TASK DESCRIPTION:
From the listing below, extract every line in which the word "this" appears.

STORED DATA:

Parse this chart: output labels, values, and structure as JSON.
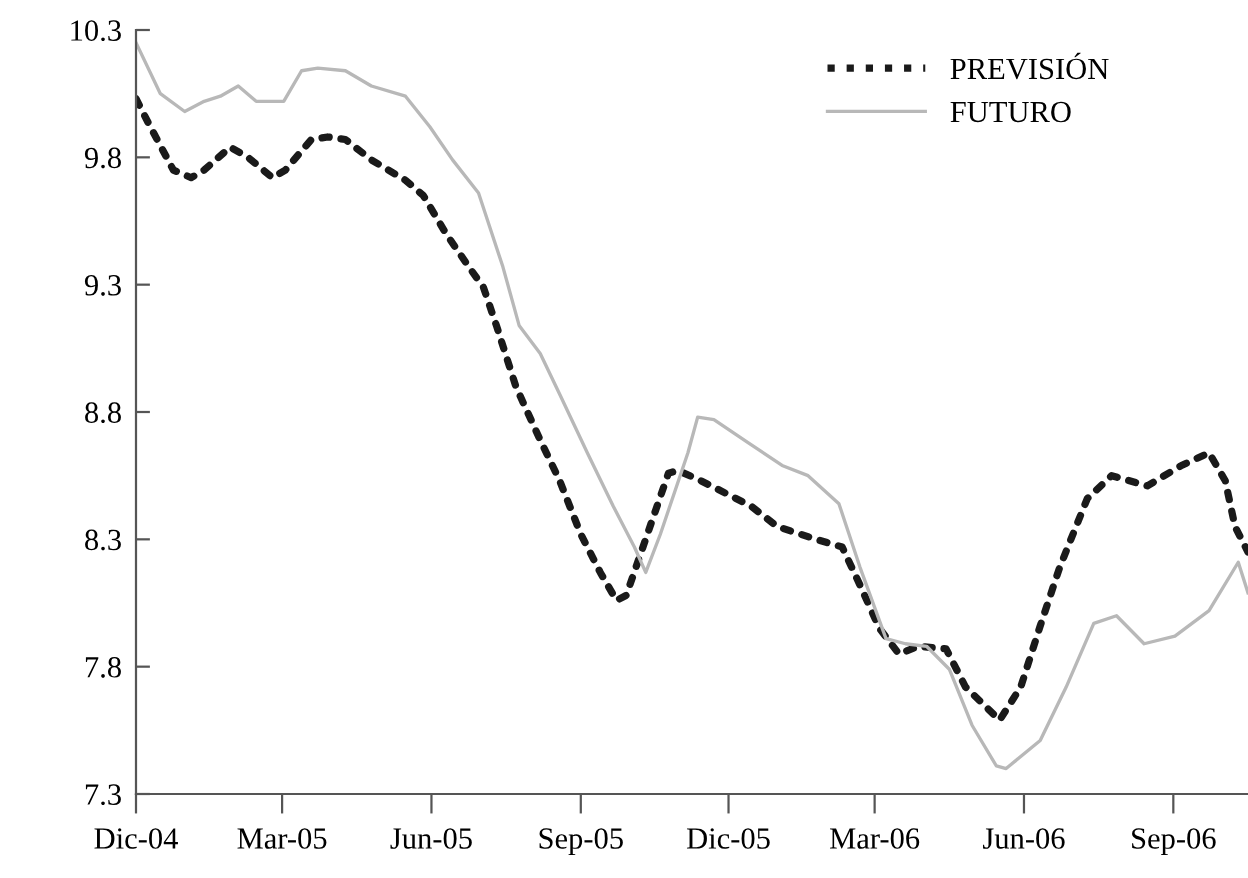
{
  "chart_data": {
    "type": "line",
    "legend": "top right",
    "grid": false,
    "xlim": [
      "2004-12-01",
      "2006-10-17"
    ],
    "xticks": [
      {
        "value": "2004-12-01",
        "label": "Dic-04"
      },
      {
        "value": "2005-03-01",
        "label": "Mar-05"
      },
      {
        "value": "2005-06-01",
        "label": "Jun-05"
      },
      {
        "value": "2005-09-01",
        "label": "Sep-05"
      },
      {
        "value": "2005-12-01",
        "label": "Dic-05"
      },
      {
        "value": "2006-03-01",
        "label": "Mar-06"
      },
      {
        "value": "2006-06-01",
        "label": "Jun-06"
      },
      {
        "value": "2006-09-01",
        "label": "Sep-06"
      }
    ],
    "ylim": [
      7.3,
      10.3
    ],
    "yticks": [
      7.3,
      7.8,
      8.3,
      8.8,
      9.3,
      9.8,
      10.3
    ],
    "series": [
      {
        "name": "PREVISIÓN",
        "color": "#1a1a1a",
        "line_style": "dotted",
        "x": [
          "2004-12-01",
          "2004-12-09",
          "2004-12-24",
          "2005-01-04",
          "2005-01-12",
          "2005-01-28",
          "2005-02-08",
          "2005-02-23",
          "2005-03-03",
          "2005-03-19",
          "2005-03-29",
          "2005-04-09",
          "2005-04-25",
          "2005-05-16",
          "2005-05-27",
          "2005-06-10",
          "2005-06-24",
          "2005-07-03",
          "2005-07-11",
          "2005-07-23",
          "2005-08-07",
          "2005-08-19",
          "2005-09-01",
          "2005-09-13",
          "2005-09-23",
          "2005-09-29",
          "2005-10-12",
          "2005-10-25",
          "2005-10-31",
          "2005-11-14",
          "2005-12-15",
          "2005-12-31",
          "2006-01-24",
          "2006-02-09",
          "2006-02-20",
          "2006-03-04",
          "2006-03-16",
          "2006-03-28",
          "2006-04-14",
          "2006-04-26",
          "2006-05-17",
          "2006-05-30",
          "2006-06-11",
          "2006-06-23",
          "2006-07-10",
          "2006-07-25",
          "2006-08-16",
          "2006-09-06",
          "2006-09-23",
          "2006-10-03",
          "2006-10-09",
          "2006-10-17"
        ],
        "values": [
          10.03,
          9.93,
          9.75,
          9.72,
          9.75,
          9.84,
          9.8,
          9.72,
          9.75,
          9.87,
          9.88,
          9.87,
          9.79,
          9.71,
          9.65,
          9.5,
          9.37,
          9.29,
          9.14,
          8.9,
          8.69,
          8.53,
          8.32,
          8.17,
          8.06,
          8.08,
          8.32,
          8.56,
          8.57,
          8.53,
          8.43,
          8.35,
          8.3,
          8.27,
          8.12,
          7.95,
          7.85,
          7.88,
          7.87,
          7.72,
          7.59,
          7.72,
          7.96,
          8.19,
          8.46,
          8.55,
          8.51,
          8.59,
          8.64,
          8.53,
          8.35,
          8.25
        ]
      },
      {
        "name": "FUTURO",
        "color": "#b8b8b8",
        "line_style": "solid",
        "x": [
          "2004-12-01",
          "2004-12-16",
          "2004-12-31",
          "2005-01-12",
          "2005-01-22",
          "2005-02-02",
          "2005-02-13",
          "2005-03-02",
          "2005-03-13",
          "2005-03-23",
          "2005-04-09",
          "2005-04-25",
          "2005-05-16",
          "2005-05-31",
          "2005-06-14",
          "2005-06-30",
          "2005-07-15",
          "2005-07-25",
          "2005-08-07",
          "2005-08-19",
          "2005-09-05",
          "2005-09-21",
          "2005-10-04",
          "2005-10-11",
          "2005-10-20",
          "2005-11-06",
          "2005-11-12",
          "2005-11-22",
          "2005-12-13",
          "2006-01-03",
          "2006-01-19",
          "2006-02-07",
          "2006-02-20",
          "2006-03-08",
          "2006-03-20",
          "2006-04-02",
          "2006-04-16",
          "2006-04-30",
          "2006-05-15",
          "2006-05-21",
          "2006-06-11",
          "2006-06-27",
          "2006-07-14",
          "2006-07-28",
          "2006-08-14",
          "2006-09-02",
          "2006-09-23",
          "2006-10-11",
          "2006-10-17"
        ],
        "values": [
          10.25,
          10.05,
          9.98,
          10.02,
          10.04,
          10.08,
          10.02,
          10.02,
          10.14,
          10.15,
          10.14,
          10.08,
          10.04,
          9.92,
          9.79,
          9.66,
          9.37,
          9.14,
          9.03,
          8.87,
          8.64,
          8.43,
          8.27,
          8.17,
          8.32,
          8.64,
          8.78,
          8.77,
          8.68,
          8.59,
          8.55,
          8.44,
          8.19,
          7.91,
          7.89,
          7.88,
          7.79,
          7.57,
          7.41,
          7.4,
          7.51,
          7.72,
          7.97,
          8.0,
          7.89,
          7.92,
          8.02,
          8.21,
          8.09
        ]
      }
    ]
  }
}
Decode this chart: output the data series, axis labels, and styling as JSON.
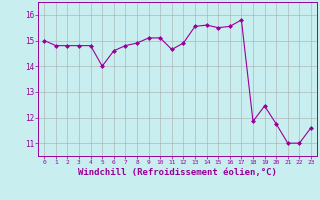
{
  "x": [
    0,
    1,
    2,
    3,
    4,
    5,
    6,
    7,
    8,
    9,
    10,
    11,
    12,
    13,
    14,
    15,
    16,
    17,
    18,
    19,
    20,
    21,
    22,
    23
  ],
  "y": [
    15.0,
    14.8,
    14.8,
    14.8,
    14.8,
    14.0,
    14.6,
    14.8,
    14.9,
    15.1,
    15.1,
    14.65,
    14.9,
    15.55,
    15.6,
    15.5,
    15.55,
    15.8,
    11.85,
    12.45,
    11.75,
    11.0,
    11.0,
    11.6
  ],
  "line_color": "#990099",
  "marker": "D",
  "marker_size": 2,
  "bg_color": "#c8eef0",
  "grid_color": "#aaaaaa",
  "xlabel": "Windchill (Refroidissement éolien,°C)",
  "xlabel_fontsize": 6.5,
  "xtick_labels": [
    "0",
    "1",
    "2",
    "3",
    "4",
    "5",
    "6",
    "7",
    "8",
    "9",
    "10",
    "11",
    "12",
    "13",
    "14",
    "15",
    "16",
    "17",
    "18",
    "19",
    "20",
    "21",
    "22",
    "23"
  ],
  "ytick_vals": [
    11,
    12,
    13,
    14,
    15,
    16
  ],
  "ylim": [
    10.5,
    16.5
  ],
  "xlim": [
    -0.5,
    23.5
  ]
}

EXERCISE SOLUTION:
Parse this chart: output labels, values, and structure as JSON.
Decode this chart: output the data series, axis labels, and styling as JSON.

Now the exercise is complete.